### YOUR TASK
Gather all lines containing the string "Chance" and copy them out.

==== DATA PROVIDED

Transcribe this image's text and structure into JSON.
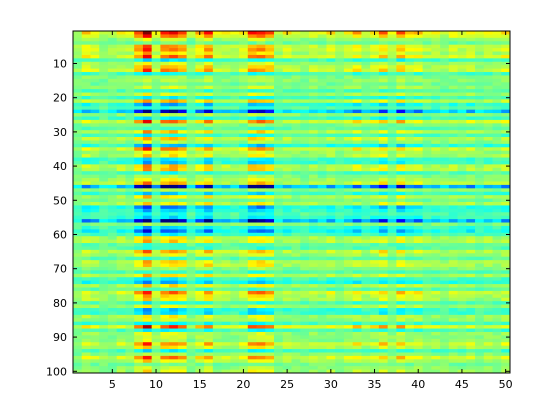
{
  "chart_data": {
    "type": "heatmap",
    "colormap": "jet",
    "title": "",
    "xlabel": "",
    "ylabel": "",
    "n_cols": 50,
    "n_rows": 100,
    "xlim": [
      0.5,
      50.5
    ],
    "ylim": [
      100.5,
      0.5
    ],
    "y_direction": "reversed (1 at top)",
    "grid": false,
    "x_ticks": [
      5,
      10,
      15,
      20,
      25,
      30,
      35,
      40,
      45,
      50
    ],
    "y_ticks": [
      10,
      20,
      30,
      40,
      50,
      60,
      70,
      80,
      90,
      100
    ],
    "value_range": [
      0,
      1
    ],
    "baseline_value": 0.48,
    "column_weights": [
      0.4,
      1.0,
      0.8,
      0.4,
      0.5,
      0.8,
      0.6,
      1.7,
      2.8,
      0.8,
      2.0,
      2.2,
      1.8,
      0.5,
      1.2,
      1.9,
      0.7,
      0.8,
      0.6,
      0.9,
      1.9,
      2.0,
      1.7,
      0.5,
      0.8,
      0.6,
      0.5,
      0.7,
      0.6,
      0.9,
      0.5,
      0.8,
      1.2,
      0.6,
      1.0,
      1.5,
      0.6,
      1.6,
      0.9,
      1.1,
      0.6,
      0.7,
      0.5,
      0.8,
      0.6,
      0.9,
      0.5,
      0.7,
      0.6,
      0.9
    ],
    "row_amplitudes": [
      0.2,
      0.14,
      0.05,
      0.0,
      0.12,
      0.13,
      0.09,
      0.15,
      -0.06,
      0.06,
      0.1,
      0.13,
      -0.05,
      0.03,
      0.04,
      0.01,
      0.05,
      -0.03,
      0.06,
      -0.05,
      0.1,
      -0.09,
      -0.03,
      -0.21,
      0.04,
      -0.06,
      0.14,
      0.02,
      -0.02,
      0.09,
      -0.04,
      0.09,
      0.04,
      -0.09,
      0.13,
      0.06,
      0.08,
      -0.06,
      -0.07,
      0.1,
      0.1,
      -0.04,
      0.03,
      0.06,
      0.11,
      -0.25,
      0.04,
      -0.07,
      0.08,
      0.01,
      0.08,
      -0.12,
      -0.08,
      -0.04,
      -0.07,
      -0.24,
      0.03,
      -0.07,
      -0.13,
      -0.05,
      0.08,
      0.09,
      -0.02,
      -0.03,
      0.11,
      0.06,
      -0.02,
      0.09,
      0.09,
      0.03,
      -0.03,
      0.08,
      -0.05,
      -0.09,
      0.08,
      -0.02,
      0.14,
      0.09,
      0.08,
      -0.04,
      0.06,
      -0.07,
      -0.07,
      0.07,
      0.05,
      -0.05,
      0.16,
      -0.05,
      0.05,
      0.05,
      0.04,
      0.13,
      0.08,
      -0.05,
      0.04,
      0.14,
      0.07,
      0.01,
      0.04,
      0.07
    ],
    "noise_amplitude": 0.06
  }
}
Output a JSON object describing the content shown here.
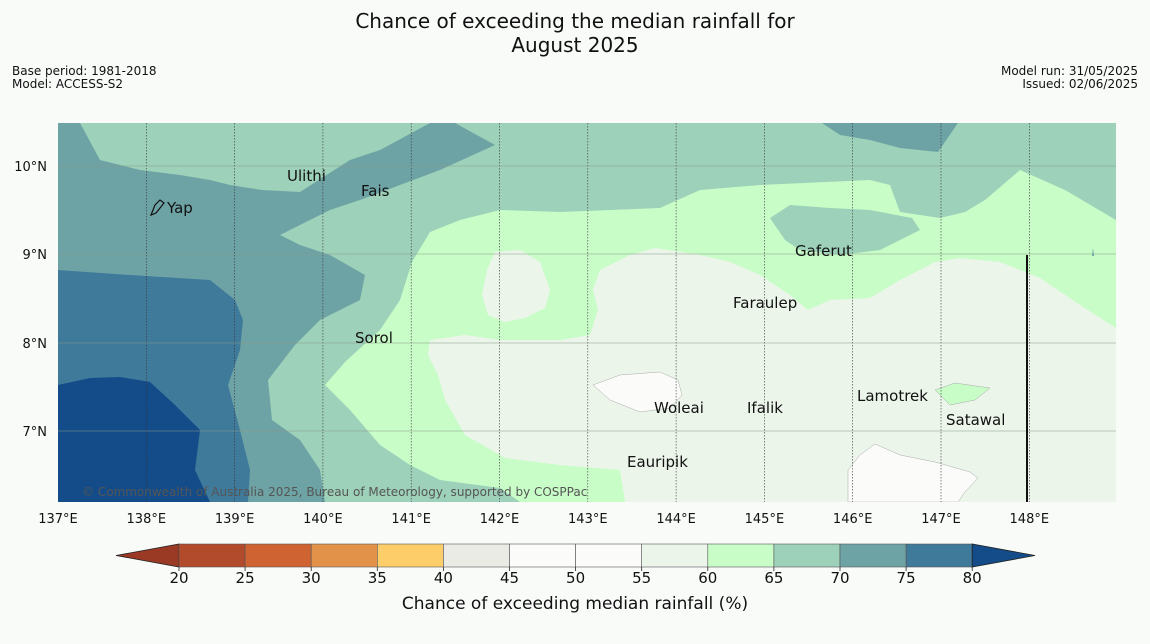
{
  "header": {
    "title_line1": "Chance of exceeding the median rainfall for",
    "title_line2": "August 2025",
    "base_period": "Base period: 1981-2018",
    "model": "Model: ACCESS-S2",
    "model_run": "Model run: 31/05/2025",
    "issued": "Issued: 02/06/2025"
  },
  "map": {
    "lon_labels": [
      "137°E",
      "138°E",
      "139°E",
      "140°E",
      "141°E",
      "142°E",
      "143°E",
      "144°E",
      "145°E",
      "146°E",
      "147°E",
      "148°E"
    ],
    "lat_labels": [
      "10°N",
      "9°N",
      "8°N",
      "7°N"
    ],
    "places": [
      {
        "name": "Ulithi"
      },
      {
        "name": "Fais"
      },
      {
        "name": "Yap"
      },
      {
        "name": "Gaferut"
      },
      {
        "name": "Faraulep"
      },
      {
        "name": "Sorol"
      },
      {
        "name": "Lamotrek"
      },
      {
        "name": "Woleai"
      },
      {
        "name": "Ifalik"
      },
      {
        "name": "Satawal"
      },
      {
        "name": "Eauripik"
      }
    ],
    "copyright": "© Commonwealth of Australia 2025, Bureau of Meteorology, supported by COSPPac"
  },
  "colorbar": {
    "ticks": [
      "20",
      "25",
      "30",
      "35",
      "40",
      "45",
      "50",
      "55",
      "60",
      "65",
      "70",
      "75",
      "80"
    ],
    "colors": [
      "#b24a2c",
      "#cf6332",
      "#e3924a",
      "#fdcd6a",
      "#ebebe6",
      "#fbfcfa",
      "#fbfcfa",
      "#ebf5ea",
      "#c8fdc8",
      "#9dd1b9",
      "#6ea3a5",
      "#407a9b"
    ],
    "under_color": "#9a3a24",
    "over_color": "#134c88",
    "label": "Chance of exceeding median rainfall (%)"
  }
}
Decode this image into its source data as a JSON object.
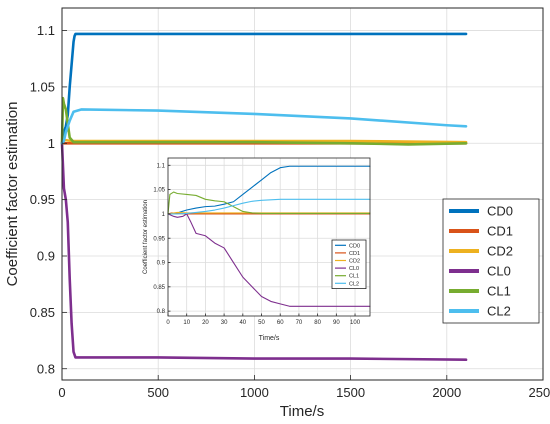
{
  "chart_data": [
    {
      "type": "line",
      "xlabel": "Time/s",
      "ylabel": "Coefficient factor estimation",
      "xlim": [
        0,
        2500
      ],
      "ylim": [
        0.79,
        1.12
      ],
      "xticks": [
        "0",
        "500",
        "1000",
        "1500",
        "2000",
        "2500"
      ],
      "yticks": [
        "0.8",
        "0.85",
        "0.9",
        "0.95",
        "1",
        "1.05",
        "1.1"
      ],
      "grid": true,
      "legend": "right-middle",
      "series": [
        {
          "name": "CD0",
          "color": "#0072BD",
          "x": [
            0,
            10,
            20,
            30,
            40,
            50,
            60,
            65,
            70,
            100,
            500,
            1000,
            1500,
            2100
          ],
          "y": [
            1.0,
            1.01,
            1.015,
            1.025,
            1.05,
            1.07,
            1.09,
            1.095,
            1.097,
            1.097,
            1.097,
            1.097,
            1.097,
            1.097
          ]
        },
        {
          "name": "CD1",
          "color": "#D95319",
          "x": [
            0,
            5,
            10,
            100,
            500,
            1000,
            1500,
            2100
          ],
          "y": [
            1.0,
            1.002,
            1.0,
            1.0,
            1.0,
            1.0,
            1.0,
            1.0
          ]
        },
        {
          "name": "CD2",
          "color": "#EDB120",
          "x": [
            0,
            10,
            50,
            100,
            500,
            1000,
            1500,
            2100
          ],
          "y": [
            1.0,
            1.003,
            1.002,
            1.002,
            1.002,
            1.002,
            1.002,
            1.001
          ]
        },
        {
          "name": "CL0",
          "color": "#7E2F8E",
          "x": [
            0,
            10,
            20,
            30,
            40,
            50,
            60,
            70,
            100,
            500,
            1000,
            1500,
            2100
          ],
          "y": [
            1.0,
            0.96,
            0.95,
            0.93,
            0.88,
            0.84,
            0.815,
            0.81,
            0.81,
            0.81,
            0.809,
            0.809,
            0.808
          ]
        },
        {
          "name": "CL1",
          "color": "#77AC30",
          "x": [
            0,
            5,
            10,
            20,
            40,
            60,
            100,
            500,
            1000,
            1500,
            1800,
            2100
          ],
          "y": [
            1.0,
            1.04,
            1.035,
            1.03,
            1.005,
            1.001,
            1.001,
            1.001,
            1.001,
            1.0,
            0.999,
            1.0
          ]
        },
        {
          "name": "CL2",
          "color": "#4DBEEE",
          "x": [
            0,
            10,
            20,
            40,
            60,
            100,
            500,
            1000,
            1500,
            2000,
            2100
          ],
          "y": [
            1.0,
            1.002,
            1.01,
            1.02,
            1.028,
            1.03,
            1.029,
            1.026,
            1.022,
            1.016,
            1.015
          ]
        }
      ]
    },
    {
      "type": "line",
      "xlabel": "Time/s",
      "ylabel": "Coefficient factor estimation",
      "xlim": [
        0,
        108
      ],
      "ylim": [
        0.79,
        1.115
      ],
      "xticks": [
        "0",
        "10",
        "20",
        "30",
        "40",
        "50",
        "60",
        "70",
        "80",
        "90",
        "100"
      ],
      "yticks": [
        "0.8",
        "0.85",
        "0.9",
        "0.95",
        "1",
        "1.05",
        "1.1"
      ],
      "grid": true,
      "legend": "right-middle",
      "series": [
        {
          "name": "CD0",
          "color": "#0072BD",
          "x": [
            0,
            5,
            10,
            15,
            20,
            25,
            30,
            35,
            40,
            45,
            50,
            55,
            60,
            65,
            70,
            80,
            90,
            100,
            108
          ],
          "y": [
            1.0,
            1.002,
            1.008,
            1.012,
            1.015,
            1.016,
            1.02,
            1.025,
            1.04,
            1.055,
            1.07,
            1.085,
            1.095,
            1.098,
            1.098,
            1.098,
            1.098,
            1.098,
            1.098
          ]
        },
        {
          "name": "CD1",
          "color": "#D95319",
          "x": [
            0,
            2,
            5,
            10,
            20,
            50,
            108
          ],
          "y": [
            1.0,
            1.002,
            1.001,
            1.0,
            1.0,
            1.0,
            1.0
          ]
        },
        {
          "name": "CD2",
          "color": "#EDB120",
          "x": [
            0,
            5,
            10,
            20,
            50,
            108
          ],
          "y": [
            1.0,
            1.003,
            1.002,
            1.002,
            1.002,
            1.002
          ]
        },
        {
          "name": "CL0",
          "color": "#7E2F8E",
          "x": [
            0,
            3,
            5,
            8,
            10,
            12,
            15,
            20,
            25,
            30,
            35,
            40,
            45,
            50,
            55,
            60,
            65,
            70,
            80,
            90,
            100,
            108
          ],
          "y": [
            1.0,
            0.995,
            0.993,
            0.995,
            1.0,
            0.985,
            0.96,
            0.955,
            0.94,
            0.93,
            0.9,
            0.87,
            0.85,
            0.83,
            0.82,
            0.815,
            0.81,
            0.81,
            0.81,
            0.81,
            0.81,
            0.81
          ]
        },
        {
          "name": "CL1",
          "color": "#77AC30",
          "x": [
            0,
            1,
            3,
            5,
            10,
            15,
            20,
            25,
            30,
            35,
            40,
            45,
            50,
            108
          ],
          "y": [
            1.0,
            1.04,
            1.045,
            1.042,
            1.04,
            1.038,
            1.03,
            1.027,
            1.025,
            1.015,
            1.005,
            1.002,
            1.001,
            1.001
          ]
        },
        {
          "name": "CL2",
          "color": "#4DBEEE",
          "x": [
            0,
            5,
            10,
            15,
            20,
            25,
            30,
            35,
            40,
            45,
            50,
            55,
            60,
            70,
            80,
            90,
            100,
            108
          ],
          "y": [
            1.0,
            1.0,
            1.001,
            1.003,
            1.005,
            1.008,
            1.012,
            1.017,
            1.022,
            1.026,
            1.028,
            1.029,
            1.03,
            1.03,
            1.03,
            1.03,
            1.03,
            1.03
          ]
        }
      ]
    }
  ]
}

========

### FULL RESPONSE
    "title_line1": "Chance of exceeding the median rainfall for",
    "label": "Chance of exceeding median rainfall (%)"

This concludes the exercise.